- [Given data]
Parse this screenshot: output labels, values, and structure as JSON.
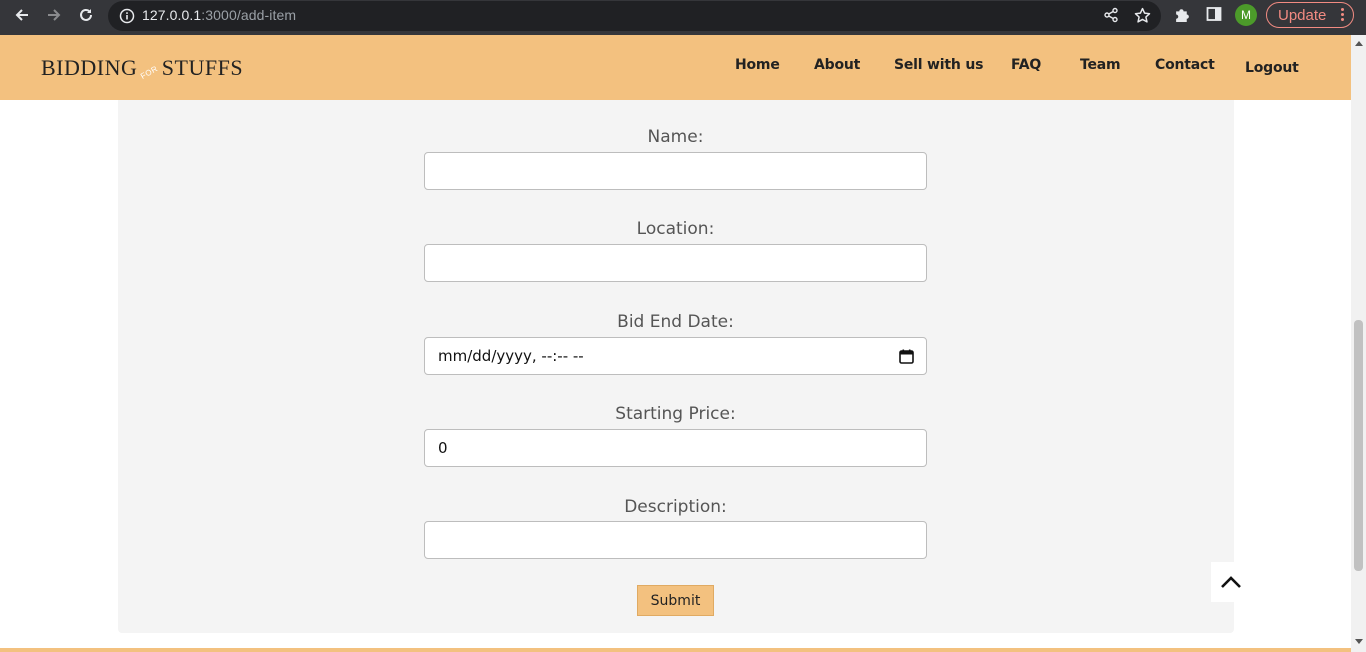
{
  "browser": {
    "url_host": "127.0.0.1",
    "url_path": ":3000/add-item",
    "profile_initial": "M",
    "update_label": "Update"
  },
  "header": {
    "logo_left": "BIDDING",
    "logo_mid": "FOR",
    "logo_right": "STUFFS",
    "nav": [
      "Home",
      "About",
      "Sell with us",
      "FAQ",
      "Team",
      "Contact"
    ],
    "logout": "Logout"
  },
  "form": {
    "name_label": "Name:",
    "name_value": "",
    "location_label": "Location:",
    "location_value": "",
    "bid_end_label": "Bid End Date:",
    "bid_end_value": "mm/dd/yyyy, --:-- --",
    "price_label": "Starting Price:",
    "price_value": "0",
    "description_label": "Description:",
    "description_value": "",
    "submit_label": "Submit"
  },
  "colors": {
    "accent": "#f3c17f",
    "chrome": "#35363a",
    "card": "#f4f4f4"
  }
}
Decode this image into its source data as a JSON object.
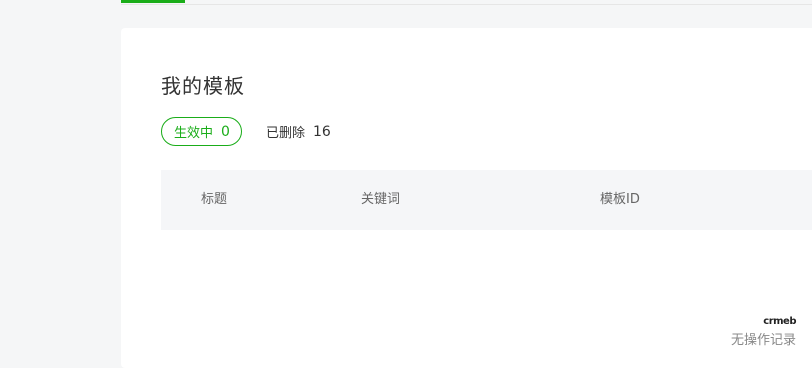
{
  "page": {
    "title": "我的模板"
  },
  "tabs": [
    {
      "label": "生效中",
      "count": "0"
    },
    {
      "label": "已删除",
      "count": "16"
    }
  ],
  "table": {
    "columns": [
      "标题",
      "关键词",
      "模板ID"
    ]
  },
  "watermark": {
    "logo": "crmeb",
    "text": "无操作记录"
  },
  "colors": {
    "accent": "#1aad19",
    "background": "#f5f6f7",
    "card": "#ffffff",
    "table_header": "#f5f6f8"
  }
}
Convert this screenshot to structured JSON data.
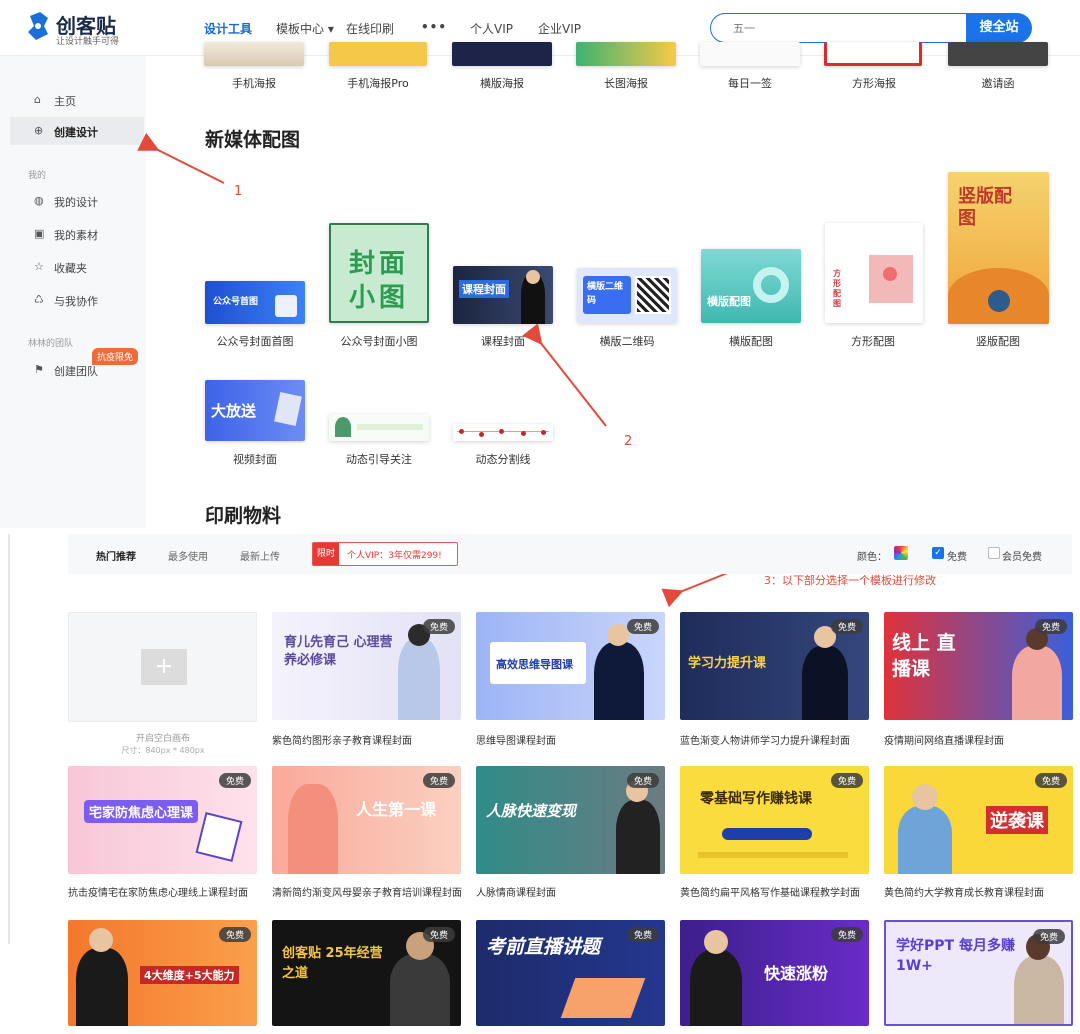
{
  "header": {
    "logo_name": "创客贴",
    "logo_slogan": "让设计触手可得",
    "nav": [
      "设计工具",
      "模板中心 ▾",
      "在线印刷",
      "•••",
      "个人VIP",
      "企业VIP"
    ],
    "search_placeholder": "五一",
    "search_button": "搜全站"
  },
  "sidebar": {
    "items_top": [
      {
        "label": "主页",
        "icon": "home-icon"
      },
      {
        "label": "创建设计",
        "icon": "plus-circle-icon"
      }
    ],
    "section_mine": "我的",
    "items_mine": [
      {
        "label": "我的设计",
        "icon": "palette-icon"
      },
      {
        "label": "我的素材",
        "icon": "image-icon"
      },
      {
        "label": "收藏夹",
        "icon": "star-icon"
      },
      {
        "label": "与我协作",
        "icon": "share-icon"
      }
    ],
    "section_team": "林林的团队",
    "promo_badge": "抗疫限免",
    "team_item": {
      "label": "创建团队",
      "icon": "team-icon"
    }
  },
  "top_row_labels": [
    "手机海报",
    "手机海报Pro",
    "横版海报",
    "长图海报",
    "每日一签",
    "方形海报",
    "邀请函"
  ],
  "section_newmedia": "新媒体配图",
  "newmedia_row1": [
    {
      "label": "公众号封面首图",
      "thumb_text": "公众号首图"
    },
    {
      "label": "公众号封面小图",
      "thumb_text": "封面小图"
    },
    {
      "label": "课程封面",
      "thumb_text": "课程封面"
    },
    {
      "label": "横版二维码",
      "thumb_text": "横版二维码"
    },
    {
      "label": "横版配图",
      "thumb_text": "横版配图"
    },
    {
      "label": "方形配图",
      "thumb_text": "方形配图"
    },
    {
      "label": "竖版配图",
      "thumb_text": "竖版配图"
    }
  ],
  "newmedia_row2": [
    {
      "label": "视频封面",
      "thumb_text": "大放送"
    },
    {
      "label": "动态引导关注"
    },
    {
      "label": "动态分割线"
    }
  ],
  "section_print": "印刷物料",
  "annotations": {
    "n1": "1",
    "n2": "2",
    "n3": "3：以下部分选择一个模板进行修改"
  },
  "filterbar": {
    "tabs": [
      "热门推荐",
      "最多使用",
      "最新上传"
    ],
    "vip_tag": "限时",
    "vip_text": "个人VIP：3年仅需299!",
    "color_label": "颜色：",
    "free_label": "免费",
    "member_free_label": "会员免费",
    "free_checked": true,
    "member_free_checked": false
  },
  "blank_canvas": {
    "title": "开启空白画布",
    "size": "尺寸：840px * 480px"
  },
  "free_badge": "免费",
  "templates": [
    {
      "title": "紫色简约图形亲子教育课程封面",
      "text": "育儿先育己 心理营养必修课"
    },
    {
      "title": "思维导图课程封面",
      "text": "高效思维导图课"
    },
    {
      "title": "蓝色渐变人物讲师学习力提升课程封面",
      "text": "学习力提升课"
    },
    {
      "title": "疫情期间网络直播课程封面",
      "text": "线上 直播课"
    },
    {
      "title": "抗击疫情宅在家防焦虑心理线上课程封面",
      "text": "宅家防焦虑心理课"
    },
    {
      "title": "清新简约渐变风母婴亲子教育培训课程封面",
      "text": "人生第一课"
    },
    {
      "title": "人脉情商课程封面",
      "text": "人脉快速变现"
    },
    {
      "title": "黄色简约扁平风格写作基础课程教学封面",
      "text": "零基础写作赚钱课"
    },
    {
      "title": "黄色简约大学教育成长教育课程封面",
      "text": "逆袭课"
    },
    {
      "text": "4大维度+5大能力"
    },
    {
      "text": "创客贴 25年经营之道"
    },
    {
      "text": "考前直播讲题"
    },
    {
      "text": "快速涨粉"
    },
    {
      "text": "学好PPT 每月多赚1W+"
    }
  ]
}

- [Work to be completed] Every line of the data above should be quoted exactly. Omit the pictures.

- [Output of the exercise]
Parse this screenshot: output labels, values, and structure as JSON.
{
  "browser": {
    "url_host": "127.0.0.1",
    "url_path": ":3000/add-item",
    "profile_initial": "M",
    "update_label": "Update"
  },
  "header": {
    "logo_left": "BIDDING",
    "logo_mid": "FOR",
    "logo_right": "STUFFS",
    "nav": [
      "Home",
      "About",
      "Sell with us",
      "FAQ",
      "Team",
      "Contact"
    ],
    "logout": "Logout"
  },
  "form": {
    "name_label": "Name:",
    "name_value": "",
    "location_label": "Location:",
    "location_value": "",
    "bid_end_label": "Bid End Date:",
    "bid_end_value": "mm/dd/yyyy, --:-- --",
    "price_label": "Starting Price:",
    "price_value": "0",
    "description_label": "Description:",
    "description_value": "",
    "submit_label": "Submit"
  },
  "colors": {
    "accent": "#f3c17f",
    "chrome": "#35363a",
    "card": "#f4f4f4"
  }
}
Decode this image into its source data as a JSON object.
{
  "page": {
    "title": "我的模板"
  },
  "tabs": [
    {
      "label": "生效中",
      "count": "0"
    },
    {
      "label": "已删除",
      "count": "16"
    }
  ],
  "table": {
    "columns": [
      "标题",
      "关键词",
      "模板ID"
    ]
  },
  "watermark": {
    "logo": "crmeb",
    "text": "无操作记录"
  },
  "colors": {
    "accent": "#1aad19",
    "background": "#f5f6f7",
    "card": "#ffffff",
    "table_header": "#f5f6f8"
  }
}
Convert this screenshot to structured JSON data.
{
  "header": {
    "logo_name": "创客贴",
    "logo_slogan": "让设计触手可得",
    "nav": [
      "设计工具",
      "模板中心 ▾",
      "在线印刷",
      "•••",
      "个人VIP",
      "企业VIP"
    ],
    "search_placeholder": "五一",
    "search_button": "搜全站"
  },
  "sidebar": {
    "items_top": [
      {
        "label": "主页",
        "icon": "home-icon"
      },
      {
        "label": "创建设计",
        "icon": "plus-circle-icon"
      }
    ],
    "section_mine": "我的",
    "items_mine": [
      {
        "label": "我的设计",
        "icon": "palette-icon"
      },
      {
        "label": "我的素材",
        "icon": "image-icon"
      },
      {
        "label": "收藏夹",
        "icon": "star-icon"
      },
      {
        "label": "与我协作",
        "icon": "share-icon"
      }
    ],
    "section_team": "林林的团队",
    "promo_badge": "抗疫限免",
    "team_item": {
      "label": "创建团队",
      "icon": "team-icon"
    }
  },
  "top_row_labels": [
    "手机海报",
    "手机海报Pro",
    "横版海报",
    "长图海报",
    "每日一签",
    "方形海报",
    "邀请函"
  ],
  "section_newmedia": "新媒体配图",
  "newmedia_row1": [
    {
      "label": "公众号封面首图",
      "thumb_text": "公众号首图"
    },
    {
      "label": "公众号封面小图",
      "thumb_text": "封面小图"
    },
    {
      "label": "课程封面",
      "thumb_text": "课程封面"
    },
    {
      "label": "横版二维码",
      "thumb_text": "横版二维码"
    },
    {
      "label": "横版配图",
      "thumb_text": "横版配图"
    },
    {
      "label": "方形配图",
      "thumb_text": "方形配图"
    },
    {
      "label": "竖版配图",
      "thumb_text": "竖版配图"
    }
  ],
  "newmedia_row2": [
    {
      "label": "视频封面",
      "thumb_text": "大放送"
    },
    {
      "label": "动态引导关注"
    },
    {
      "label": "动态分割线"
    }
  ],
  "section_print": "印刷物料",
  "annotations": {
    "n1": "1",
    "n2": "2",
    "n3": "3：以下部分选择一个模板进行修改"
  },
  "filterbar": {
    "tabs": [
      "热门推荐",
      "最多使用",
      "最新上传"
    ],
    "vip_tag": "限时",
    "vip_text": "个人VIP：3年仅需299!",
    "color_label": "颜色：",
    "free_label": "免费",
    "member_free_label": "会员免费",
    "free_checked": true,
    "member_free_checked": false
  },
  "blank_canvas": {
    "title": "开启空白画布",
    "size": "尺寸：840px * 480px"
  },
  "free_badge": "免费",
  "templates": [
    {
      "title": "紫色简约图形亲子教育课程封面",
      "text": "育儿先育己 心理营养必修课"
    },
    {
      "title": "思维导图课程封面",
      "text": "高效思维导图课"
    },
    {
      "title": "蓝色渐变人物讲师学习力提升课程封面",
      "text": "学习力提升课"
    },
    {
      "title": "疫情期间网络直播课程封面",
      "text": "线上 直播课"
    },
    {
      "title": "抗击疫情宅在家防焦虑心理线上课程封面",
      "text": "宅家防焦虑心理课"
    },
    {
      "title": "清新简约渐变风母婴亲子教育培训课程封面",
      "text": "人生第一课"
    },
    {
      "title": "人脉情商课程封面",
      "text": "人脉快速变现"
    },
    {
      "title": "黄色简约扁平风格写作基础课程教学封面",
      "text": "零基础写作赚钱课"
    },
    {
      "title": "黄色简约大学教育成长教育课程封面",
      "text": "逆袭课"
    },
    {
      "text": "4大维度+5大能力"
    },
    {
      "text": "创客贴 25年经营之道"
    },
    {
      "text": "考前直播讲题"
    },
    {
      "text": "快速涨粉"
    },
    {
      "text": "学好PPT 每月多赚1W+"
    }
  ]
}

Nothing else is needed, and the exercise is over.